-- BEGIN SUPPLIED INFORMATION --
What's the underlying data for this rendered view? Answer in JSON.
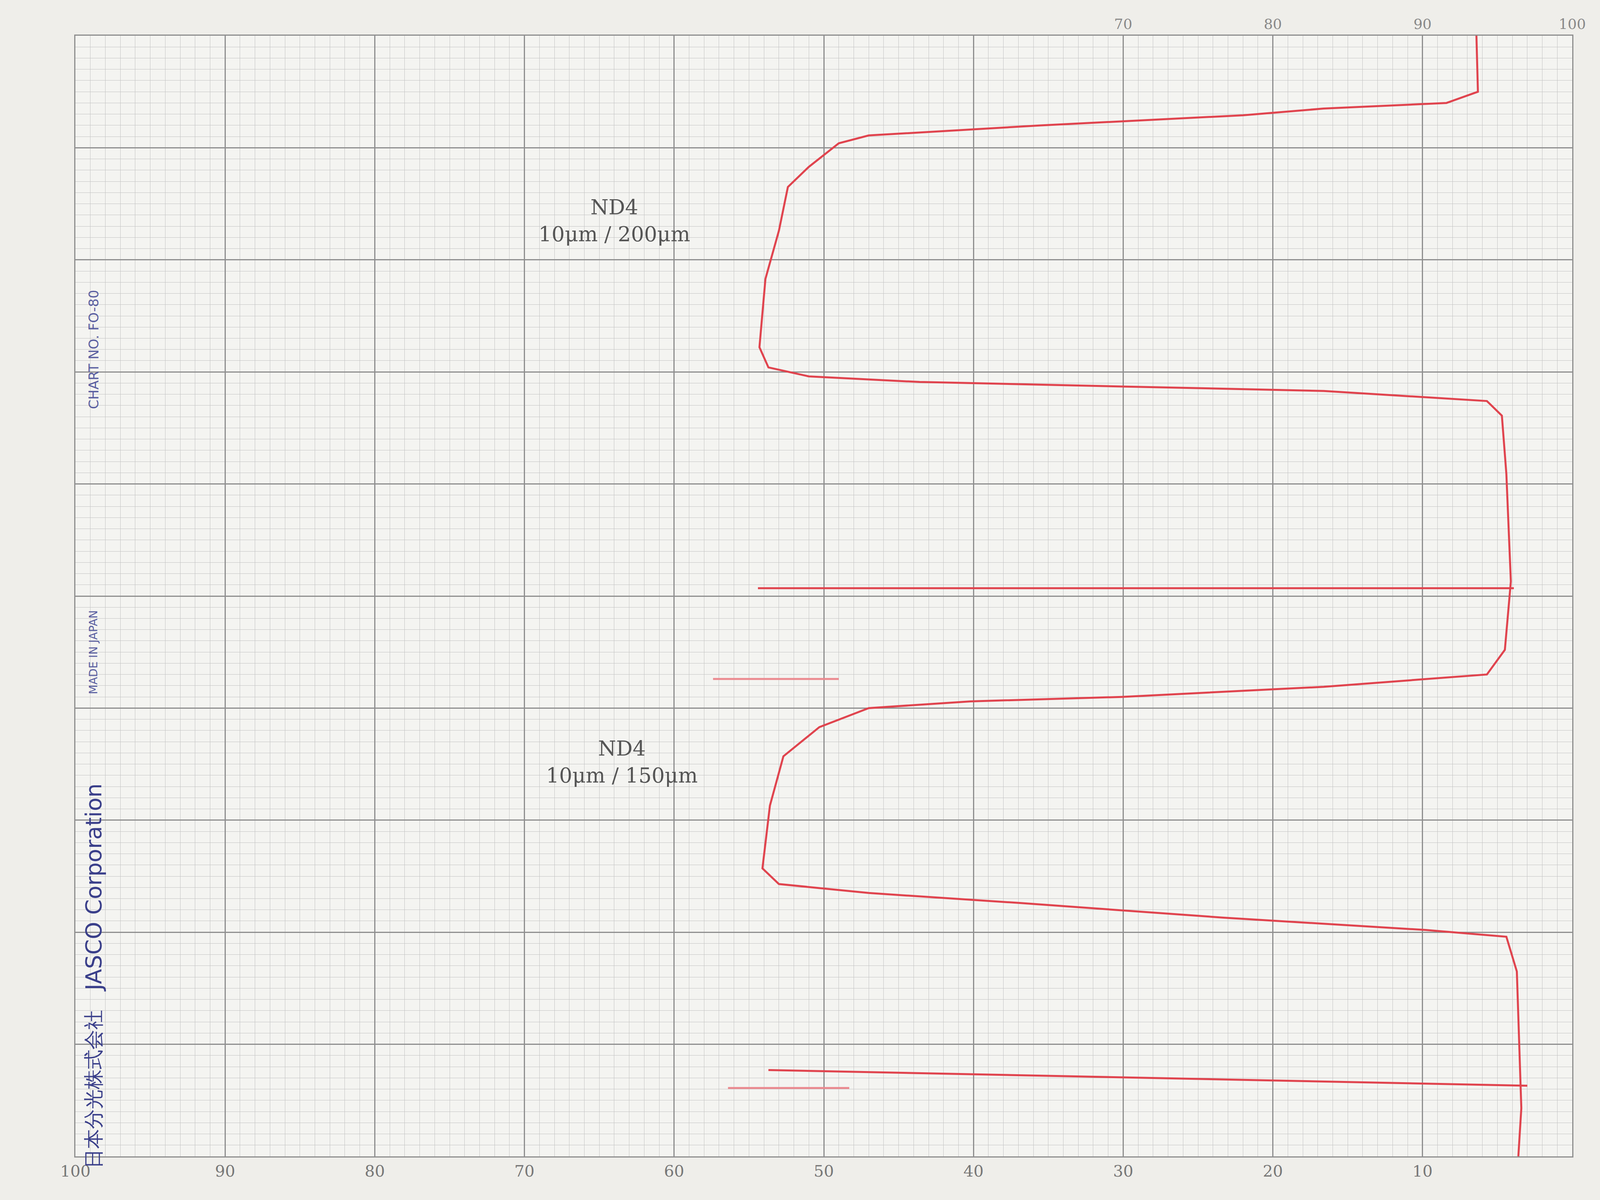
{
  "chart_data": {
    "type": "line",
    "xlim": [
      100,
      0
    ],
    "xticks": [
      100,
      90,
      80,
      70,
      60,
      50,
      40,
      30,
      20,
      10
    ],
    "x2lim": [
      0,
      100
    ],
    "x2ticks": [
      70,
      80,
      90,
      100
    ],
    "ylim": [
      0,
      100
    ],
    "yticks": [
      0,
      10,
      20,
      30,
      40,
      50,
      60,
      70,
      80,
      90,
      100
    ],
    "tick_labels": "x",
    "grid": true,
    "series": [
      {
        "color": "#e0444e",
        "line_style": "solid",
        "x": [
          6.4,
          6.3,
          8.4,
          16.6,
          22.0,
          35.5,
          47.0,
          49.0,
          51.0,
          52.4,
          53.0,
          53.9,
          54.3,
          53.7,
          51.0,
          43.6,
          30.1,
          16.6,
          5.7,
          4.7,
          4.4,
          4.1,
          4.5,
          5.7,
          16.6,
          30.1,
          40.2,
          47.0,
          50.3,
          52.7,
          53.6,
          54.1,
          53.0,
          47.0,
          36.8,
          23.3,
          9.8,
          4.4,
          3.7,
          3.4,
          3.6
        ],
        "y": [
          100,
          95.0,
          94.0,
          93.5,
          92.9,
          92.0,
          91.1,
          90.4,
          88.3,
          86.5,
          82.6,
          78.3,
          72.2,
          70.4,
          69.6,
          69.1,
          68.7,
          68.3,
          67.4,
          66.1,
          60.9,
          51.3,
          45.2,
          43.0,
          41.9,
          41.0,
          40.6,
          40.0,
          38.3,
          35.7,
          31.3,
          25.7,
          24.3,
          23.5,
          22.6,
          21.3,
          20.2,
          19.6,
          16.5,
          4.3,
          0
        ]
      },
      {
        "color": "#e0444e",
        "line_style": "solid",
        "x": [
          54.4,
          3.9
        ],
        "y": [
          50.7,
          50.7
        ]
      },
      {
        "color": "#e0444e",
        "line_style": "solid",
        "x": [
          53.7,
          3.0
        ],
        "y": [
          7.7,
          6.3
        ]
      },
      {
        "color": "#eb8a90",
        "line_style": "solid",
        "x": [
          57.4,
          49.0
        ],
        "y": [
          42.6,
          42.6
        ]
      },
      {
        "color": "#eb8a90",
        "line_style": "solid",
        "x": [
          56.4,
          48.3
        ],
        "y": [
          6.1,
          6.1
        ]
      }
    ],
    "annotations": [
      {
        "text": [
          "ND4",
          "10μm / 200μm"
        ],
        "x": 64,
        "y": 83.5
      },
      {
        "text": [
          "ND4",
          "10μm / 150μm"
        ],
        "x": 63.5,
        "y": 35.2
      }
    ],
    "margin_texts": [
      "日本分光株式会社",
      "JASCO Corporation",
      "MADE IN JAPAN",
      "CHART NO. FO-80"
    ]
  }
}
-- END SUPPLIED INFORMATION --
• **PROBLEM STATEMENT**: Reproduce the records, all of them, word for word; omit the pictures.

• **EXPECTED OUTPUT**:
What's the underlying data for this rendered view? Answer in JSON.
{
  "chart_data": {
    "type": "line",
    "xlim": [
      100,
      0
    ],
    "xticks": [
      100,
      90,
      80,
      70,
      60,
      50,
      40,
      30,
      20,
      10
    ],
    "x2lim": [
      0,
      100
    ],
    "x2ticks": [
      70,
      80,
      90,
      100
    ],
    "ylim": [
      0,
      100
    ],
    "yticks": [
      0,
      10,
      20,
      30,
      40,
      50,
      60,
      70,
      80,
      90,
      100
    ],
    "tick_labels": "x",
    "grid": true,
    "series": [
      {
        "color": "#e0444e",
        "line_style": "solid",
        "x": [
          6.4,
          6.3,
          8.4,
          16.6,
          22.0,
          35.5,
          47.0,
          49.0,
          51.0,
          52.4,
          53.0,
          53.9,
          54.3,
          53.7,
          51.0,
          43.6,
          30.1,
          16.6,
          5.7,
          4.7,
          4.4,
          4.1,
          4.5,
          5.7,
          16.6,
          30.1,
          40.2,
          47.0,
          50.3,
          52.7,
          53.6,
          54.1,
          53.0,
          47.0,
          36.8,
          23.3,
          9.8,
          4.4,
          3.7,
          3.4,
          3.6
        ],
        "y": [
          100,
          95.0,
          94.0,
          93.5,
          92.9,
          92.0,
          91.1,
          90.4,
          88.3,
          86.5,
          82.6,
          78.3,
          72.2,
          70.4,
          69.6,
          69.1,
          68.7,
          68.3,
          67.4,
          66.1,
          60.9,
          51.3,
          45.2,
          43.0,
          41.9,
          41.0,
          40.6,
          40.0,
          38.3,
          35.7,
          31.3,
          25.7,
          24.3,
          23.5,
          22.6,
          21.3,
          20.2,
          19.6,
          16.5,
          4.3,
          0
        ]
      },
      {
        "color": "#e0444e",
        "line_style": "solid",
        "x": [
          54.4,
          3.9
        ],
        "y": [
          50.7,
          50.7
        ]
      },
      {
        "color": "#e0444e",
        "line_style": "solid",
        "x": [
          53.7,
          3.0
        ],
        "y": [
          7.7,
          6.3
        ]
      },
      {
        "color": "#eb8a90",
        "line_style": "solid",
        "x": [
          57.4,
          49.0
        ],
        "y": [
          42.6,
          42.6
        ]
      },
      {
        "color": "#eb8a90",
        "line_style": "solid",
        "x": [
          56.4,
          48.3
        ],
        "y": [
          6.1,
          6.1
        ]
      }
    ],
    "annotations": [
      {
        "text": [
          "ND4",
          "10μm / 200μm"
        ],
        "x": 64,
        "y": 83.5
      },
      {
        "text": [
          "ND4",
          "10μm / 150μm"
        ],
        "x": 63.5,
        "y": 35.2
      }
    ],
    "margin_texts": [
      "日本分光株式会社",
      "JASCO Corporation",
      "MADE IN JAPAN",
      "CHART NO. FO-80"
    ]
  }
}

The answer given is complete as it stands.